Parameters: 259,072 (259,072 trainable)

3. Define Contrastive Learning Components

Contrastive learning (SimCLR-style) trains the model so that:

Data Augmentation for OCSF

We augment tabular data by:

  1. Numerical: Add small Gaussian noise (~15%)

  2. Categorical: Random dropout (~20%) - replace with random value

What we DON’T augment: Operationally-critical fields like status, severity_id, activity_id ideally shouldn’t be heavily augmented (we use light augmentation here for simplicity).

class TabularAugmentation:
    """
    Data augmentation for tabular data.
    
    For OCSF data:
    - Numerical: Add small Gaussian noise
    - Categorical: Random dropout (replace with random value)
    """
    
    def __init__(self, noise_level=0.15, dropout_prob=0.20):
        self.noise_level = noise_level
        self.dropout_prob = dropout_prob
    
    def augment_numerical(self, numerical):
        """Add Gaussian noise to numerical features."""
        noise = torch.randn_like(numerical) * self.noise_level
        return numerical + noise
    
    def augment_categorical(self, categorical, cardinalities):
        """Randomly replace some categorical features with random values."""
        augmented = categorical.clone()

- [Given request]:
Please extend the contrastive learning walkthrough, picking up right after its last line, "augmented = categorical.clone()". The items that come next are separate material and unrelated to the text above.

Box annotation data:
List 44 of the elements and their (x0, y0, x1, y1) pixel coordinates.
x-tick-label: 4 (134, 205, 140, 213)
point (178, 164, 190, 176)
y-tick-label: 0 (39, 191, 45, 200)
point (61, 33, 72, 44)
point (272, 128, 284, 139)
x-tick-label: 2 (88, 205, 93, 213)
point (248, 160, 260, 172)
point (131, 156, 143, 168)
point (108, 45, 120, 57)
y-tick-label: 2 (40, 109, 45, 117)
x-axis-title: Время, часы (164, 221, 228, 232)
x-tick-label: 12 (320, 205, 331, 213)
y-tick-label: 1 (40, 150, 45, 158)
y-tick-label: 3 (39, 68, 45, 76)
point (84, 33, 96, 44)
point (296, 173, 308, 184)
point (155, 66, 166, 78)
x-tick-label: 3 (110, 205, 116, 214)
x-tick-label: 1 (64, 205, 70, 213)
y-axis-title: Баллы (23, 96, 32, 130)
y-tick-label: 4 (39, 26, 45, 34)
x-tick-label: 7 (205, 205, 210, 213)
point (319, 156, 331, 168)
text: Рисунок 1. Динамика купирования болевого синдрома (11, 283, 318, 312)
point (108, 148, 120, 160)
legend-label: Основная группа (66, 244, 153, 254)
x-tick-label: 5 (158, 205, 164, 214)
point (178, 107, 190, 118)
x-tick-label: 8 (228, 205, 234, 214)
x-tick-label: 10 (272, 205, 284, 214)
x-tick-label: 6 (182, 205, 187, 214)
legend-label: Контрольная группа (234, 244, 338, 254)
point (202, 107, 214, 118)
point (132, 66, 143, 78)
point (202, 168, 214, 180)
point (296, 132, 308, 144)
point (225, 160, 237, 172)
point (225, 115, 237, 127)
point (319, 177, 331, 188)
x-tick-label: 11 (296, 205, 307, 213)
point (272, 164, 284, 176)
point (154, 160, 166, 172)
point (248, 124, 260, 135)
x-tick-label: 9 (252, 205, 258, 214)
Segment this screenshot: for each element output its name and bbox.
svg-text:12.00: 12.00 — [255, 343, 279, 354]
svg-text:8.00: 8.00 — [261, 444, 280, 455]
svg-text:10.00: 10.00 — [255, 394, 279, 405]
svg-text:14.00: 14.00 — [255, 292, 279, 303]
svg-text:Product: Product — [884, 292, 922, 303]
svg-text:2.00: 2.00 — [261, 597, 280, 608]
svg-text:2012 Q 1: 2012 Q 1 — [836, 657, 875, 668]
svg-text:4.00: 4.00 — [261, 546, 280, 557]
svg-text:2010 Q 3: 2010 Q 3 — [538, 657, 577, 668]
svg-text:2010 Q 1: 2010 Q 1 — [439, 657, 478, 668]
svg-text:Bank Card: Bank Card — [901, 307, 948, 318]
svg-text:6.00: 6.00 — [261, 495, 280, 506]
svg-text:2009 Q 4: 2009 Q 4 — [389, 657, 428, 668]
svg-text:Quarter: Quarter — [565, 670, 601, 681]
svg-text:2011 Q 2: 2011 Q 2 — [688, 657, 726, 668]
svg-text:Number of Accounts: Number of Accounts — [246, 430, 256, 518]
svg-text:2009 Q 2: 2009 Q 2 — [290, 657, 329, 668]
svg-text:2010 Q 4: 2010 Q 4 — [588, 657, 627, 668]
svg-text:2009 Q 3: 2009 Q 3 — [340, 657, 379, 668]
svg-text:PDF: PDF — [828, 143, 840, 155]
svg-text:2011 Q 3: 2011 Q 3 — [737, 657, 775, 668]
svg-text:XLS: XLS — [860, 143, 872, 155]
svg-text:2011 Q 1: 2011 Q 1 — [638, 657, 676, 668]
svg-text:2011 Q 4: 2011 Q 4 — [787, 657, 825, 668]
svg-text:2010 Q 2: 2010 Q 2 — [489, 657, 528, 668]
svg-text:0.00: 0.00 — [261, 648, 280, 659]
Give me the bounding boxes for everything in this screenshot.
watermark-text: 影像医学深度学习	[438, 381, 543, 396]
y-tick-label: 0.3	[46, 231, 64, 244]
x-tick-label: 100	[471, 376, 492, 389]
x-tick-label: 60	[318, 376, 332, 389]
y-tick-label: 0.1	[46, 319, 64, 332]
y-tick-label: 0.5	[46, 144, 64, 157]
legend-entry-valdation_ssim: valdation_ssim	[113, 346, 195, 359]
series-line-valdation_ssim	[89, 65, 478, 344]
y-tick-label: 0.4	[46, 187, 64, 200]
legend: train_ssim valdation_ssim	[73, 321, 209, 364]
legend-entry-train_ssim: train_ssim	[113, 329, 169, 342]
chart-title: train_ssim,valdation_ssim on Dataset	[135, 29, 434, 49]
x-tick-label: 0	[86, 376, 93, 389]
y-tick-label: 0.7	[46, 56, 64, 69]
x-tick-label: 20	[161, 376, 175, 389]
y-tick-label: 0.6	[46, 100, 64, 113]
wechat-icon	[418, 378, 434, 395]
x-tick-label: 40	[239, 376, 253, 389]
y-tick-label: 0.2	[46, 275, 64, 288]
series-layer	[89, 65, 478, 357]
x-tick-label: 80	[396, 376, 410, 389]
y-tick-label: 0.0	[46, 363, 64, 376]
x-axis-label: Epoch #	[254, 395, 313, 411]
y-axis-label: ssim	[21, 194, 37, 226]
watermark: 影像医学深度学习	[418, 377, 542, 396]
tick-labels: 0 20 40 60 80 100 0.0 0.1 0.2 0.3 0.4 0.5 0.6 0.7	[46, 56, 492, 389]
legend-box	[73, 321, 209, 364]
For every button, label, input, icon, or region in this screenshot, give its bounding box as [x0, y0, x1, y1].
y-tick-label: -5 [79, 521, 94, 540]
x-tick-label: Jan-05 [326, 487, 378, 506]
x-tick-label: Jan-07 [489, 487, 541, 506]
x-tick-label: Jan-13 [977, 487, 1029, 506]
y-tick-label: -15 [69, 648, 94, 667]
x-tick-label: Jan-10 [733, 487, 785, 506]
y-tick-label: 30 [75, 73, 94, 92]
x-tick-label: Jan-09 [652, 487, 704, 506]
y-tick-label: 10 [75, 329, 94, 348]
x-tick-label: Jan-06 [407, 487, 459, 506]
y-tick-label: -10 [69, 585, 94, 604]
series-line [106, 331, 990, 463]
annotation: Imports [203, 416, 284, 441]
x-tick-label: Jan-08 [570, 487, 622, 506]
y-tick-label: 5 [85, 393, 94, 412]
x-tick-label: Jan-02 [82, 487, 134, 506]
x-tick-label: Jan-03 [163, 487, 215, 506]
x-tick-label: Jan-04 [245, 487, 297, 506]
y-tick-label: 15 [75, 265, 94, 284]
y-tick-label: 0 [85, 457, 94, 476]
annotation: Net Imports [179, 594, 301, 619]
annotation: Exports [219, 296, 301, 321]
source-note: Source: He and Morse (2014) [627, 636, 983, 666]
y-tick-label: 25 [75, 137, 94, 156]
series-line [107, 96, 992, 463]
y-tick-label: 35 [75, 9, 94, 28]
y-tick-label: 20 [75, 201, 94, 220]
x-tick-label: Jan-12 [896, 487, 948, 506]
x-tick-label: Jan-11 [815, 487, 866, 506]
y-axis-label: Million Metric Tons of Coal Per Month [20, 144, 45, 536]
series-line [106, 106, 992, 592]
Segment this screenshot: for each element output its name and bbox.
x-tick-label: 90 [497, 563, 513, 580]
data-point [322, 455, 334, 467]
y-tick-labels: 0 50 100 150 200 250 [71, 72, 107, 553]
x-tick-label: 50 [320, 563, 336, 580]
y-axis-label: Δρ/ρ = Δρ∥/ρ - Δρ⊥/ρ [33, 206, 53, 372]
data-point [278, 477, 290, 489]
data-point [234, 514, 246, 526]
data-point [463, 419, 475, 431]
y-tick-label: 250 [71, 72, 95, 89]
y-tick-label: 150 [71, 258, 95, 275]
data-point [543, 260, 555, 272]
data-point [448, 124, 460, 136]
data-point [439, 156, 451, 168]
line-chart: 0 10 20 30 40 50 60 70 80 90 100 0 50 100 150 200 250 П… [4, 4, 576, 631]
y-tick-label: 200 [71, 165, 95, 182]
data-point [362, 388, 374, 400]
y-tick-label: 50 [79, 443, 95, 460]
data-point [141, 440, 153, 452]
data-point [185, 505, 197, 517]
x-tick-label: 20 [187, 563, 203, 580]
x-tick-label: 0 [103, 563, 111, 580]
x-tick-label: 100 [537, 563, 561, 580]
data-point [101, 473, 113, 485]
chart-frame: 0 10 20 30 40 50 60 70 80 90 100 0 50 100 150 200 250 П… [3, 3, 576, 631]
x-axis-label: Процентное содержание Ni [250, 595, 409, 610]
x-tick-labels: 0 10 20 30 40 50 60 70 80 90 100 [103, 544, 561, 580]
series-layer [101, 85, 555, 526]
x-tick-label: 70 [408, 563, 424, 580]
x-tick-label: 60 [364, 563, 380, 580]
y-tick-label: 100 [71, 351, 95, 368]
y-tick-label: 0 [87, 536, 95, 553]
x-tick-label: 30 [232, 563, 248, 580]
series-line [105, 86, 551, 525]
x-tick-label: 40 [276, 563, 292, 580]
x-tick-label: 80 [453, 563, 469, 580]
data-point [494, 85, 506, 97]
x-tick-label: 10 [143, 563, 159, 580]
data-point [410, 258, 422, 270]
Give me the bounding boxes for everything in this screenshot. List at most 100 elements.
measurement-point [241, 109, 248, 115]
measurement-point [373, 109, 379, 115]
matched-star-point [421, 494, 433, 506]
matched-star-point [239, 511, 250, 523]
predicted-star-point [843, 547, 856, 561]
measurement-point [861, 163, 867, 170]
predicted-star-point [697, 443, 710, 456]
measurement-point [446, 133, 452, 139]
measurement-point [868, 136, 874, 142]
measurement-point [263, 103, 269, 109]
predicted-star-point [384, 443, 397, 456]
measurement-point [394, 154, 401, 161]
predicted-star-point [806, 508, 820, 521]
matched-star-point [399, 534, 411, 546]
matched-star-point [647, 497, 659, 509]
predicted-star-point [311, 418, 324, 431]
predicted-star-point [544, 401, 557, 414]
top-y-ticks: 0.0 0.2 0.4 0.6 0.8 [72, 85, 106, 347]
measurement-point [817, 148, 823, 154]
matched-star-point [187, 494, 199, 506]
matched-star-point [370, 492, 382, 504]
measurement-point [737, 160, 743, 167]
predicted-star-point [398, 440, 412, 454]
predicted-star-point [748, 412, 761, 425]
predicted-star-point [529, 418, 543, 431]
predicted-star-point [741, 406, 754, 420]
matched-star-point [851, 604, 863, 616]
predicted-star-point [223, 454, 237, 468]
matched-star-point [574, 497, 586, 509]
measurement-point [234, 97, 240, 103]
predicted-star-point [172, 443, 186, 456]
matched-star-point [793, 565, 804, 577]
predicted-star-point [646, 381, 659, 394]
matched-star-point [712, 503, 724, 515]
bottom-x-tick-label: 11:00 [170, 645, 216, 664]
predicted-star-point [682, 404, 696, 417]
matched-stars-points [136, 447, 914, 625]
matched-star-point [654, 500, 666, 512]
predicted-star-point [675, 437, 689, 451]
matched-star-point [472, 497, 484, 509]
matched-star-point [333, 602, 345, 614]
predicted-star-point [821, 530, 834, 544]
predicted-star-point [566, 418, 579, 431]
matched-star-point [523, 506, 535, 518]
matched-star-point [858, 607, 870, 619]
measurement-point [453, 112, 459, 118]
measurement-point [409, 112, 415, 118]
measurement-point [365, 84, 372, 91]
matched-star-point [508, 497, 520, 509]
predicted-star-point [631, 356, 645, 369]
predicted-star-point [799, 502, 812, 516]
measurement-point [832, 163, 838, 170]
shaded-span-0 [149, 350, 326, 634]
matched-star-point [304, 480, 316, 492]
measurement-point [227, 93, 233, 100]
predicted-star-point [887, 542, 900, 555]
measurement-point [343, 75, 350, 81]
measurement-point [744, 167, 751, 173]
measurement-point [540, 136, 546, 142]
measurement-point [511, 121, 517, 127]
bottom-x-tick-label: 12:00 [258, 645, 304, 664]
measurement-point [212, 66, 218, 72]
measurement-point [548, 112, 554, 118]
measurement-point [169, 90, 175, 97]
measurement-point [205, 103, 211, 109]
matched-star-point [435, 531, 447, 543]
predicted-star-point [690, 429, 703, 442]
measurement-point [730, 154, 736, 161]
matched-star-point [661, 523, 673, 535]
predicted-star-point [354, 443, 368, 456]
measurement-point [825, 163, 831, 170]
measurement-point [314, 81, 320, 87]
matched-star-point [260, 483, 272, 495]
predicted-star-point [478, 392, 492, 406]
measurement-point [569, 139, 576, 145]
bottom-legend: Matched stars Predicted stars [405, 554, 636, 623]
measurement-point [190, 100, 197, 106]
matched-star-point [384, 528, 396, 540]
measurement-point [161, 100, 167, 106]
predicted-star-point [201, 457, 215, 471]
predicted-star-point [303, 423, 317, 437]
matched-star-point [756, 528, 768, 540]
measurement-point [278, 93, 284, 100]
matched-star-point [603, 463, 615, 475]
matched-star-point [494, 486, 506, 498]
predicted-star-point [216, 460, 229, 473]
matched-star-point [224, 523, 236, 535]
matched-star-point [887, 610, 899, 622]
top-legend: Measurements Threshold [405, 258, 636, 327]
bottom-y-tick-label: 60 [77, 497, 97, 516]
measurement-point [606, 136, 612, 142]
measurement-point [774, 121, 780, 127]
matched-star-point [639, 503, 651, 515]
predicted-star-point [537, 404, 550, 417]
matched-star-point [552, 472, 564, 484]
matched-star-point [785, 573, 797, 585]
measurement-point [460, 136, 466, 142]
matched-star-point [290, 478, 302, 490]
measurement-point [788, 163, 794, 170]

- [Answer below]:
        mask = torch.rand_like(categorical.float()) < self.dropout_prob
        
        for i, cardinality in enumerate(cardinalities):
            random_cats = torch.randint(
                0, cardinality, (categorical.size(0),),
                device=categorical.device
            )
            augmented[:, i] = torch.where(
                mask[:, i], random_cats, categorical[:, i]
            )
        
        return augmented
# Visualize augmentation
augmenter = TabularAugmentation(noise_level=0.15, dropout_prob=0.20)

# Get a sample batch
sample_num, sample_cat = next(iter(dataloader))

# Augment
aug_num = augmenter.augment_numerical(sample_num)
aug_cat = augmenter.augment_categorical(sample_cat, cardinalities)

# Show difference
fig, axes = plt.subplots(1, 2, figsize=(14, 4))

# Numerical: show noise distribution
noise = (aug_num - sample_num).numpy().flatten()
axes[0].hist(noise, bins=50, edgecolor='black', alpha=0.7)
axes[0].axvline(0, color='red', linestyle='--', linewidth=2)
axes[0].set_xlabel('Noise Added')
axes[0].set_ylabel('Count')
axes[0].set_title(f'Numerical Augmentation (noise_level={augmenter.noise_level})')
axes[0].annotate(f'std={noise.std():.3f}', xy=(0.7, 0.9), xycoords='axes fraction')

# Categorical: show dropout rate
changed = (aug_cat != sample_cat).float().mean(dim=0).numpy()
axes[1].bar(range(len(changed)), changed, edgecolor='black')
axes[1].axhline(augmenter.dropout_prob, color='red', linestyle='--', 
               label=f'target={augmenter.dropout_prob}')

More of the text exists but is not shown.